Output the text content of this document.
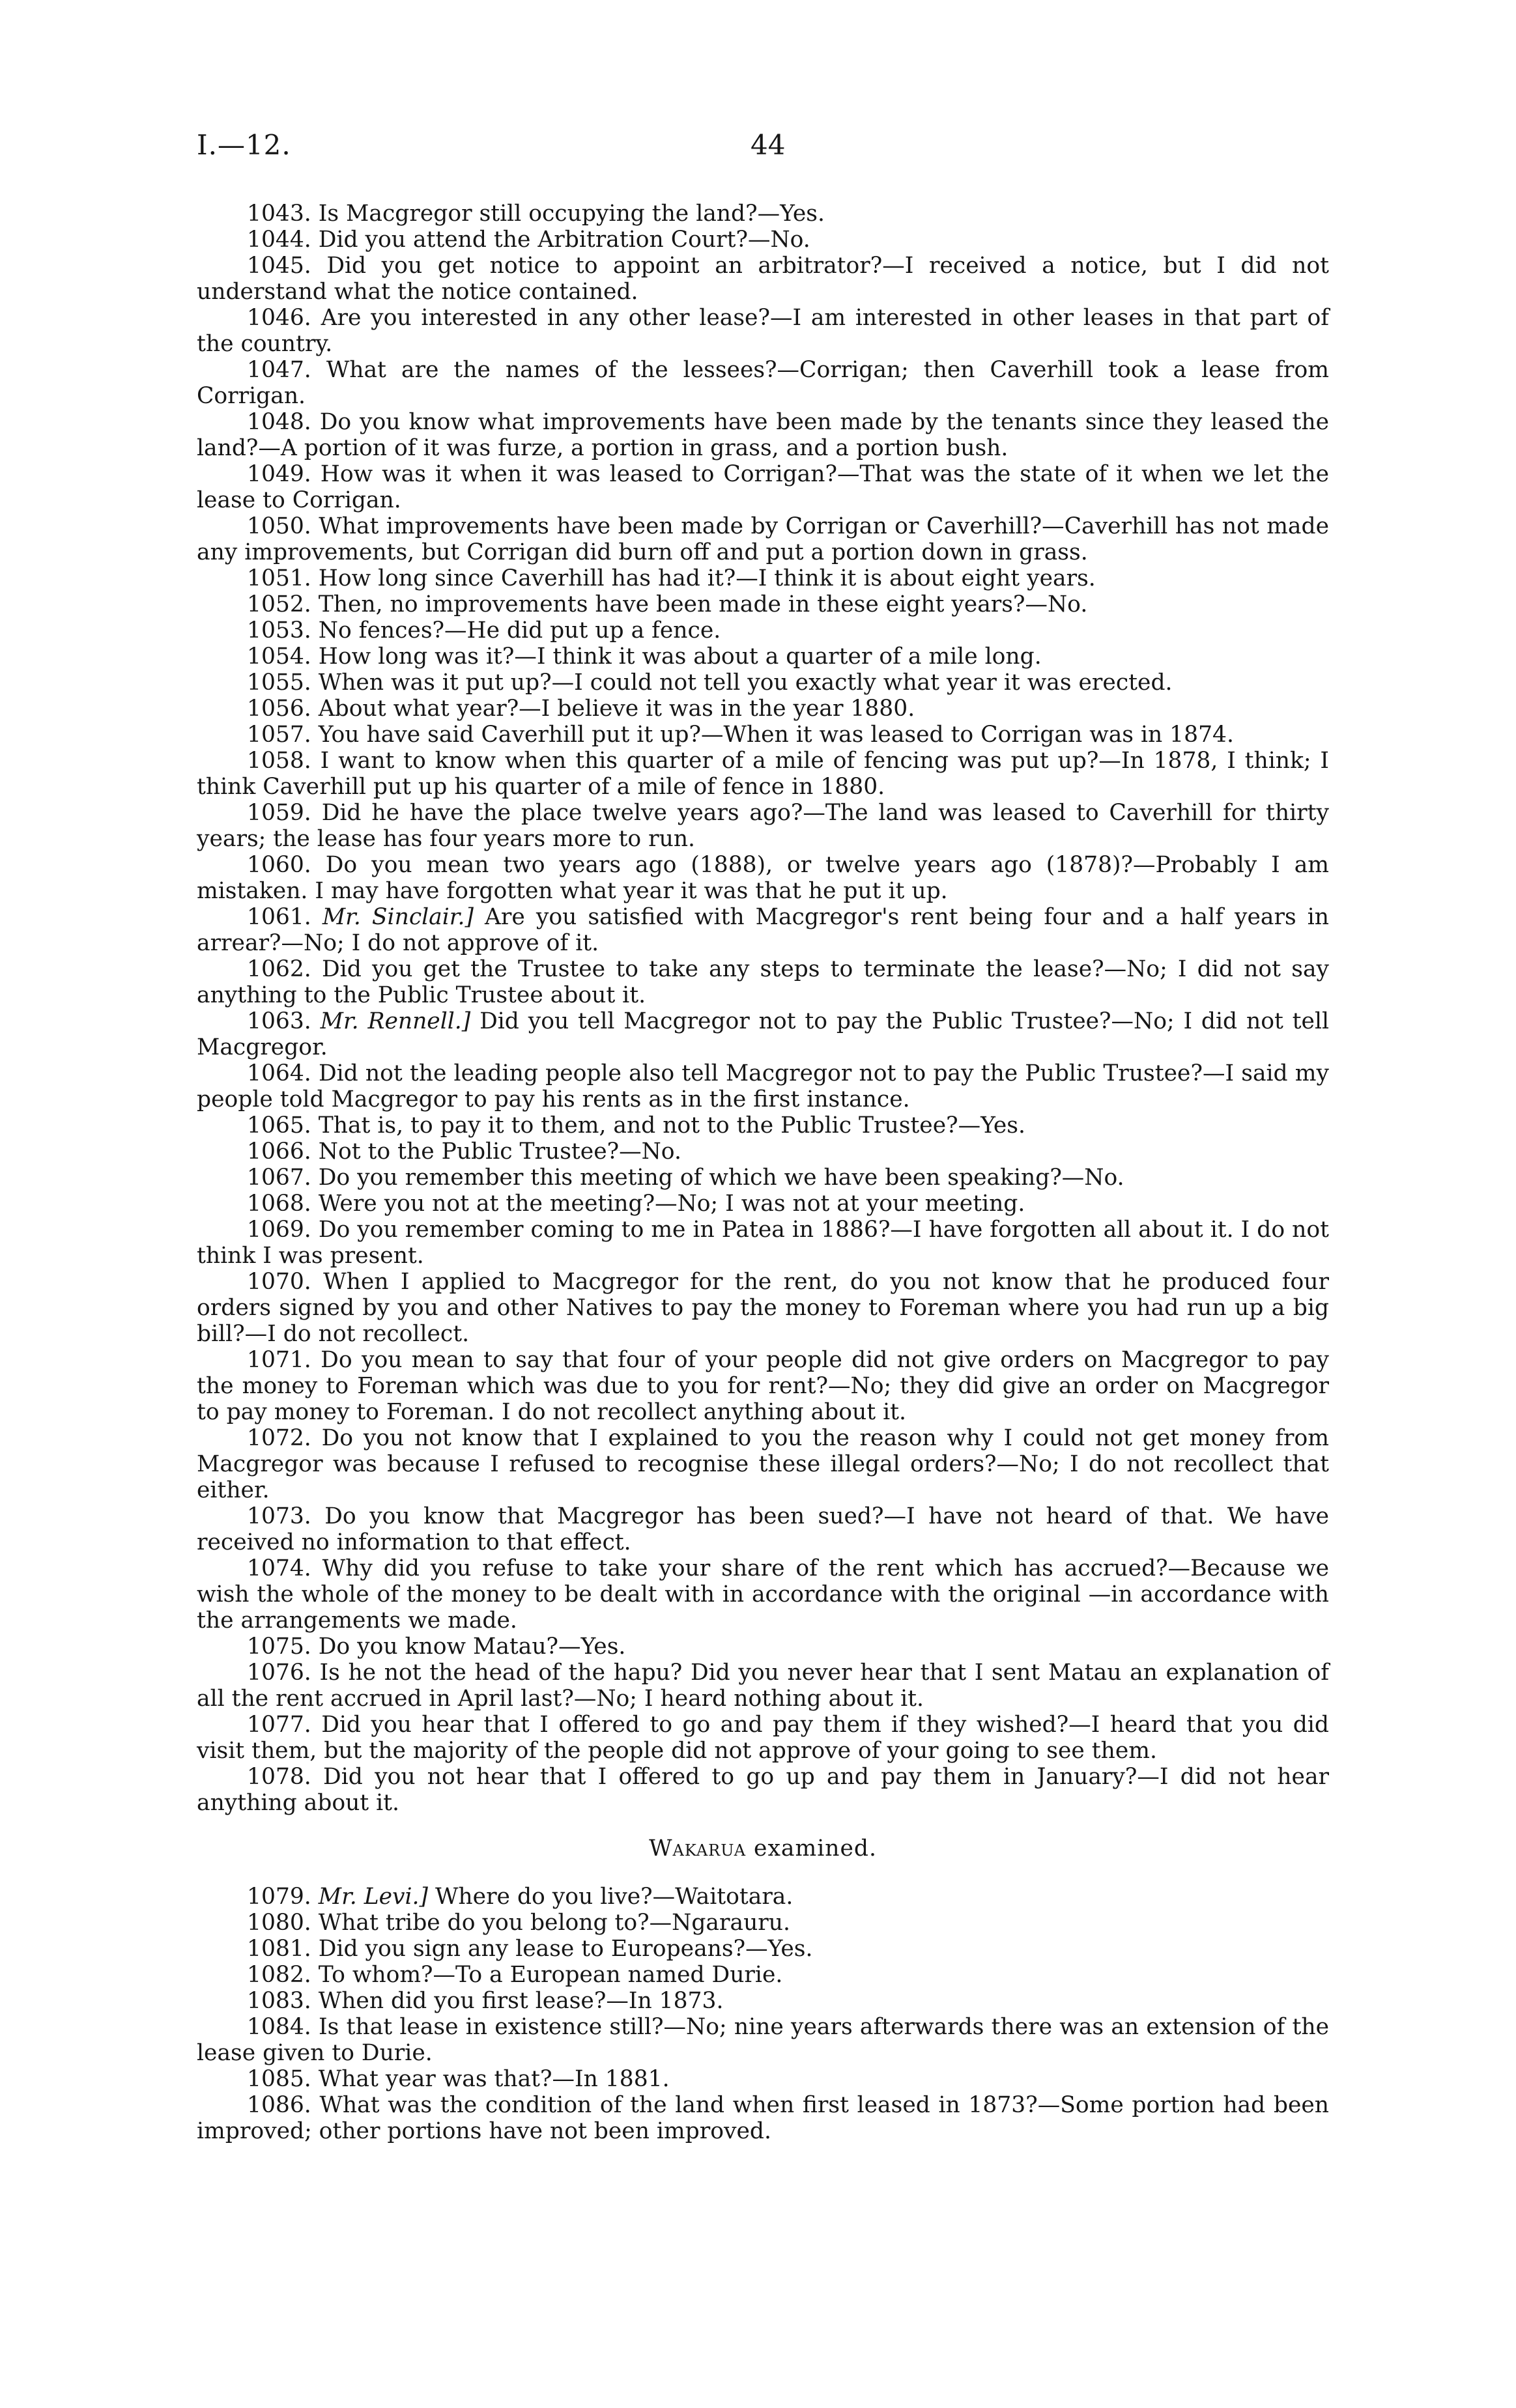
I.—12.	44

1043. Is Macgregor still occupying the land?—Yes.

1044. Did you attend the Arbitration Court?—No.

1045. Did you get notice to appoint an arbitrator?—I received a notice, but I did not understand what the notice contained.

1046. Are you interested in any other lease?—I am interested in other leases in that part of the country.

1047. What are the names of the lessees?—Corrigan; then Caverhill took a lease from Corrigan.

1048. Do you know what improvements have been made by the tenants since they leased the land?—A portion of it was furze, a portion in grass, and a portion bush.

1049. How was it when it was leased to Corrigan?—That was the state of it when we let the lease to Corrigan.

1050. What improvements have been made by Corrigan or Caverhill?—Caverhill has not made any improvements, but Corrigan did burn off and put a portion down in grass.

1051. How long since Caverhill has had it?—I think it is about eight years.

1052. Then, no improvements have been made in these eight years?—No.

1053. No fences?—He did put up a fence.

1054. How long was it?—I think it was about a quarter of a mile long.

1055. When was it put up?—I could not tell you exactly what year it was erected.

1056. About what year?—I believe it was in the year 1880.

1057. You have said Caverhill put it up?—When it was leased to Corrigan was in 1874.

1058. I want to know when this quarter of a mile of fencing was put up?—In 1878, I think; I think Caverhill put up his quarter of a mile of fence in 1880.

1059. Did he have the place twelve years ago?—The land was leased to Caverhill for thirty years; the lease has four years more to run.

1060. Do you mean two years ago (1888), or twelve years ago (1878)?—Probably I am mistaken. I may have forgotten what year it was that he put it up.

1061. Mr. Sinclair.] Are you satisfied with Macgregor's rent being four and a half years in arrear?—No; I do not approve of it.

1062. Did you get the Trustee to take any steps to terminate the lease?—No; I did not say anything to the Public Trustee about it.

1063. Mr. Rennell.] Did you tell Macgregor not to pay the Public Trustee?—No; I did not tell Macgregor.

1064. Did not the leading people also tell Macgregor not to pay the Public Trustee?—I said my people told Macgregor to pay his rents as in the first instance.

1065. That is, to pay it to them, and not to the Public Trustee?—Yes.

1066. Not to the Public Trustee?—No.

1067. Do you remember this meeting of which we have been speaking?—No.

1068. Were you not at the meeting?—No; I was not at your meeting.

1069. Do you remember coming to me in Patea in 1886?—I have forgotten all about it. I do not think I was present.

1070. When I applied to Macgregor for the rent, do you not know that he produced four orders signed by you and other Natives to pay the money to Foreman where you had run up a big bill?—I do not recollect.

1071. Do you mean to say that four of your people did not give orders on Macgregor to pay the money to Foreman which was due to you for rent?—No; they did give an order on Macgregor to pay money to Foreman. I do not recollect anything about it.

1072. Do you not know that I explained to you the reason why I could not get money from Macgregor was because I refused to recognise these illegal orders?—No; I do not recollect that either.

1073. Do you know that Macgregor has been sued?—I have not heard of that. We have received no information to that effect.

1074. Why did you refuse to take your share of the rent which has accrued?—Because we wish the whole of the money to be dealt with in accordance with the original —in accordance with the arrangements we made.

1075. Do you know Matau?—Yes.

1076. Is he not the head of the hapu? Did you never hear that I sent Matau an explanation of all the rent accrued in April last?—No; I heard nothing about it.

1077. Did you hear that I offered to go and pay them if they wished?—I heard that you did visit them, but the majority of the people did not approve of your going to see them.

1078. Did you not hear that I offered to go up and pay them in January?—I did not hear anything about it.

Wakarua examined.

1079. Mr. Levi.] Where do you live?—Waitotara.

1080. What tribe do you belong to?—Ngarauru.

1081. Did you sign any lease to Europeans?—Yes.

1082. To whom?—To a European named Durie.

1083. When did you first lease?—In 1873.

1084. Is that lease in existence still?—No; nine years afterwards there was an extension of the lease given to Durie.

1085. What year was that?—In 1881.

1086. What was the condition of the land when first leased in 1873?—Some portion had been improved; other portions have not been improved.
• • • • • • •
Every line of the data above should be quoted exactly. Omit the pictures.

* **TASK OUTPUT**:
Output the text content of this document.
I.—12.	44

1043. Is Macgregor still occupying the land?—Yes.

1044. Did you attend the Arbitration Court?—No.

1045. Did you get notice to appoint an arbitrator?—I received a notice, but I did not understand what the notice contained.

1046. Are you interested in any other lease?—I am interested in other leases in that part of the country.

1047. What are the names of the lessees?—Corrigan; then Caverhill took a lease from Corrigan.

1048. Do you know what improvements have been made by the tenants since they leased the land?—A portion of it was furze, a portion in grass, and a portion bush.

1049. How was it when it was leased to Corrigan?—That was the state of it when we let the lease to Corrigan.

1050. What improvements have been made by Corrigan or Caverhill?—Caverhill has not made any improvements, but Corrigan did burn off and put a portion down in grass.

1051. How long since Caverhill has had it?—I think it is about eight years.

1052. Then, no improvements have been made in these eight years?—No.

1053. No fences?—He did put up a fence.

1054. How long was it?—I think it was about a quarter of a mile long.

1055. When was it put up?—I could not tell you exactly what year it was erected.

1056. About what year?—I believe it was in the year 1880.

1057. You have said Caverhill put it up?—When it was leased to Corrigan was in 1874.

1058. I want to know when this quarter of a mile of fencing was put up?—In 1878, I think; I think Caverhill put up his quarter of a mile of fence in 1880.

1059. Did he have the place twelve years ago?—The land was leased to Caverhill for thirty years; the lease has four years more to run.

1060. Do you mean two years ago (1888), or twelve years ago (1878)?—Probably I am mistaken. I may have forgotten what year it was that he put it up.

1061. Mr. Sinclair.] Are you satisfied with Macgregor's rent being four and a half years in arrear?—No; I do not approve of it.

1062. Did you get the Trustee to take any steps to terminate the lease?—No; I did not say anything to the Public Trustee about it.

1063. Mr. Rennell.] Did you tell Macgregor not to pay the Public Trustee?—No; I did not tell Macgregor.

1064. Did not the leading people also tell Macgregor not to pay the Public Trustee?—I said my people told Macgregor to pay his rents as in the first instance.

1065. That is, to pay it to them, and not to the Public Trustee?—Yes.

1066. Not to the Public Trustee?—No.

1067. Do you remember this meeting of which we have been speaking?—No.

1068. Were you not at the meeting?—No; I was not at your meeting.

1069. Do you remember coming to me in Patea in 1886?—I have forgotten all about it. I do not think I was present.

1070. When I applied to Macgregor for the rent, do you not know that he produced four orders signed by you and other Natives to pay the money to Foreman where you had run up a big bill?—I do not recollect.

1071. Do you mean to say that four of your people did not give orders on Macgregor to pay the money to Foreman which was due to you for rent?—No; they did give an order on Macgregor to pay money to Foreman. I do not recollect anything about it.

1072. Do you not know that I explained to you the reason why I could not get money from Macgregor was because I refused to recognise these illegal orders?—No; I do not recollect that either.

1073. Do you know that Macgregor has been sued?—I have not heard of that. We have received no information to that effect.

1074. Why did you refuse to take your share of the rent which has accrued?—Because we wish the whole of the money to be dealt with in accordance with the original —in accordance with the arrangements we made.

1075. Do you know Matau?—Yes.

1076. Is he not the head of the hapu? Did you never hear that I sent Matau an explanation of all the rent accrued in April last?—No; I heard nothing about it.

1077. Did you hear that I offered to go and pay them if they wished?—I heard that you did visit them, but the majority of the people did not approve of your going to see them.

1078. Did you not hear that I offered to go up and pay them in January?—I did not hear anything about it.

Wakarua examined.

1079. Mr. Levi.] Where do you live?—Waitotara.

1080. What tribe do you belong to?—Ngarauru.

1081. Did you sign any lease to Europeans?—Yes.

1082. To whom?—To a European named Durie.

1083. When did you first lease?—In 1873.

1084. Is that lease in existence still?—No; nine years afterwards there was an extension of the lease given to Durie.

1085. What year was that?—In 1881.

1086. What was the condition of the land when first leased in 1873?—Some portion had been improved; other portions have not been improved.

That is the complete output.